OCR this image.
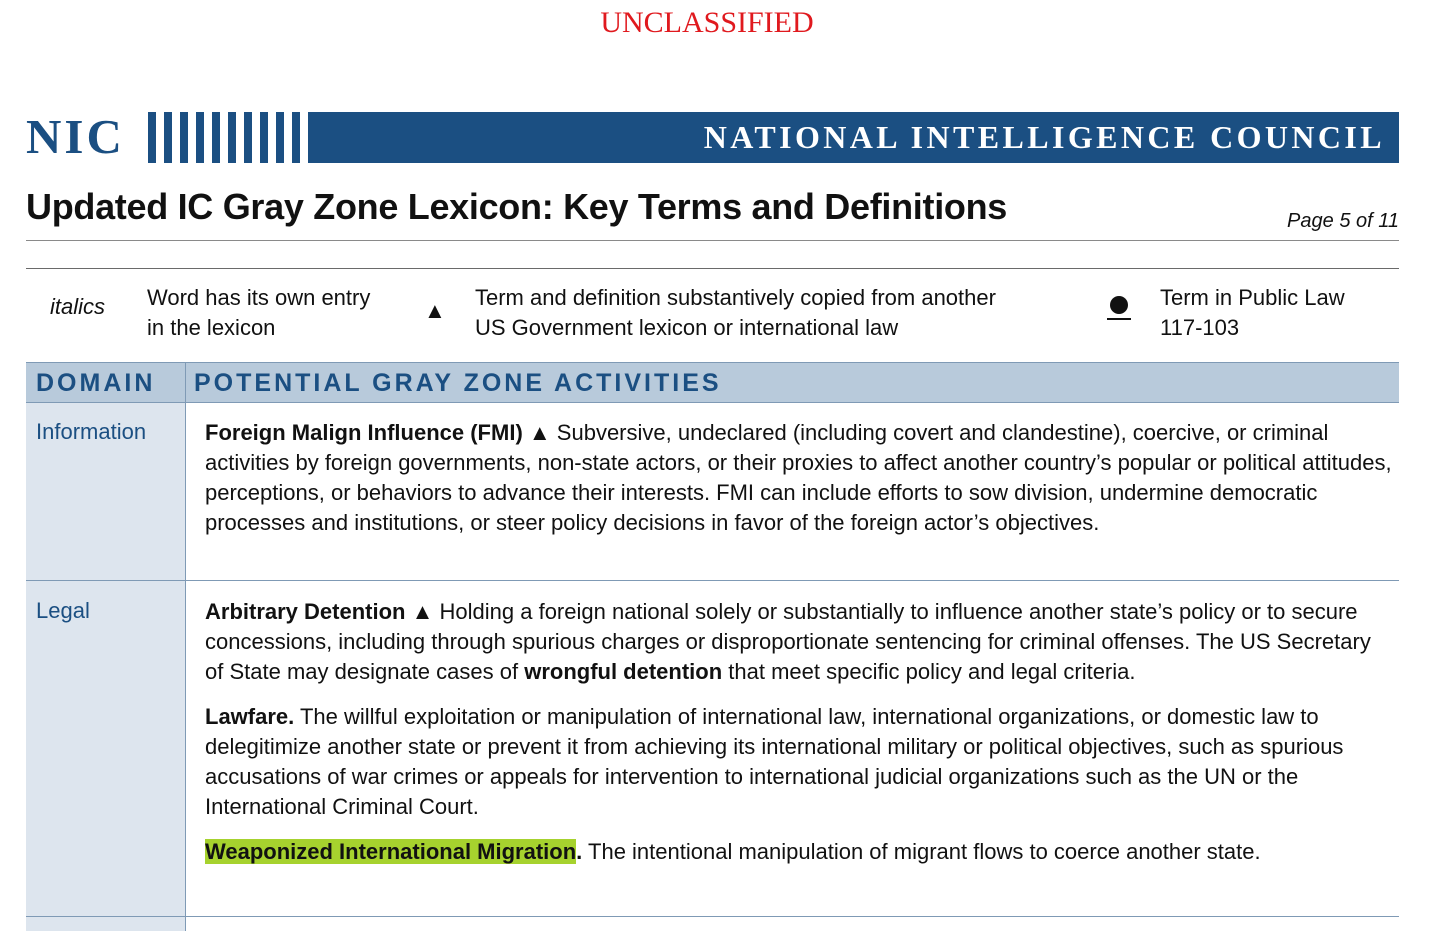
UNCLASSIFIED
NIC	NATIONAL INTELLIGENCE COUNCIL
Updated IC Gray Zone Lexicon: Key Terms and Definitions	Page 5 of 11
italics Word has its own entry
in the lexicon
▲
Term and definition substantively copied from another
US Government lexicon or international law
Term in Public Law
117-103
DOMAIN POTENTIAL GRAY ZONE ACTIVITIES
Information	Foreign Malign Influence (FMI) ▲ Subversive, undeclared (including covert and clandestine), coercive, or criminal activities by foreign governments, non-state actors, or their proxies to affect another country’s popular or political attitudes, perceptions, or behaviors to advance their interests. FMI can include efforts to sow division, undermine democratic processes and institutions, or steer policy decisions in favor of the foreign actor’s objectives.
Legal	Arbitrary Detention ▲ Holding a foreign national solely or substantially to influence another state’s policy or to secure concessions, including through spurious charges or disproportionate sentencing for criminal offenses. The US Secretary of State may designate cases of wrongful detention that meet specific policy and legal criteria.
Lawfare. The willful exploitation or manipulation of international law, international organizations, or domestic law to delegitimize another state or prevent it from achieving its international military or political objectives, such as spurious accusations of war crimes or appeals for intervention to international judicial organizations such as the UN or the International Criminal Court.
Weaponized International Migration. The intentional manipulation of migrant flows to coerce another state.
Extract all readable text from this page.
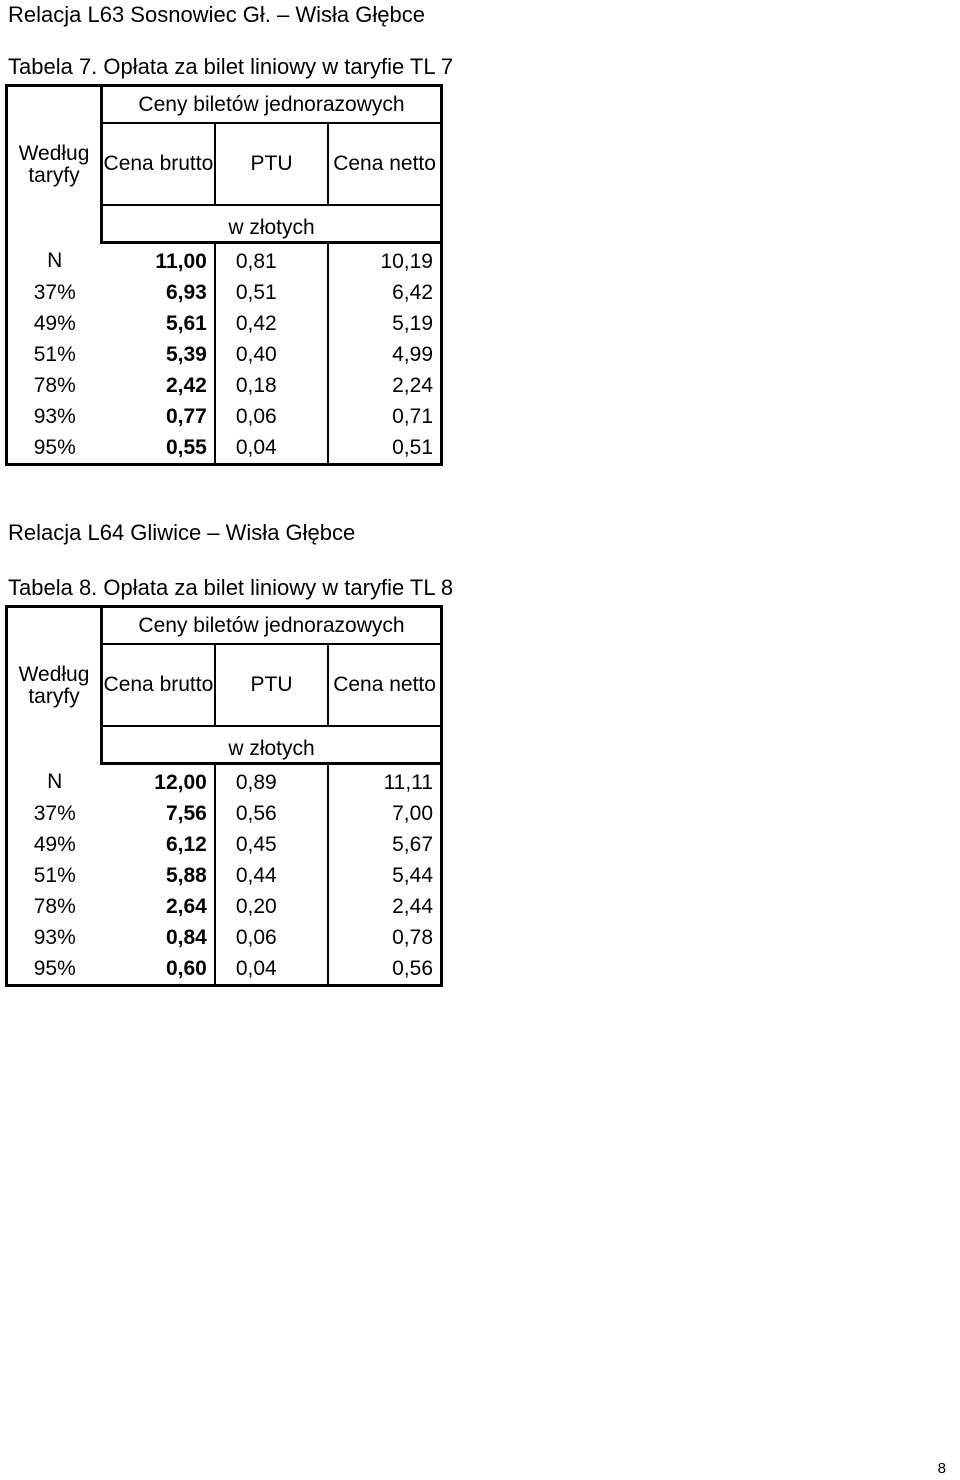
Relacja L63 Sosnowiec Gł. – Wisła Głębce
Tabela 7. Opłata za bilet liniowy w taryfie TL 7
Według taryfy	Ceny biletów jednorazowych		
	Cena brutto	PTU	Cena netto
	w złotych		
N	11,00	0,81	10,19
37%	6,93	0,51	6,42
49%	5,61	0,42	5,19
51%	5,39	0,40	4,99
78%	2,42	0,18	2,24
93%	0,77	0,06	0,71
95%	0,55	0,04	0,51
Relacja L64 Gliwice – Wisła Głębce
Tabela 8. Opłata za bilet liniowy w taryfie TL 8
Według taryfy	Ceny biletów jednorazowych		
	Cena brutto	PTU	Cena netto
	w złotych		
N	12,00	0,89	11,11
37%	7,56	0,56	7,00
49%	6,12	0,45	5,67
51%	5,88	0,44	5,44
78%	2,64	0,20	2,44
93%	0,84	0,06	0,78
95%	0,60	0,04	0,56
8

### WHAT THIS TASK INVOLVES
Lines that hold the word "liniowy" are the ones to return, every one of them.

### RESULT OF THIS EXERCISE
Tabela 7. Opłata za bilet liniowy w taryfie TL 7
Tabela 8. Opłata za bilet liniowy w taryfie TL 8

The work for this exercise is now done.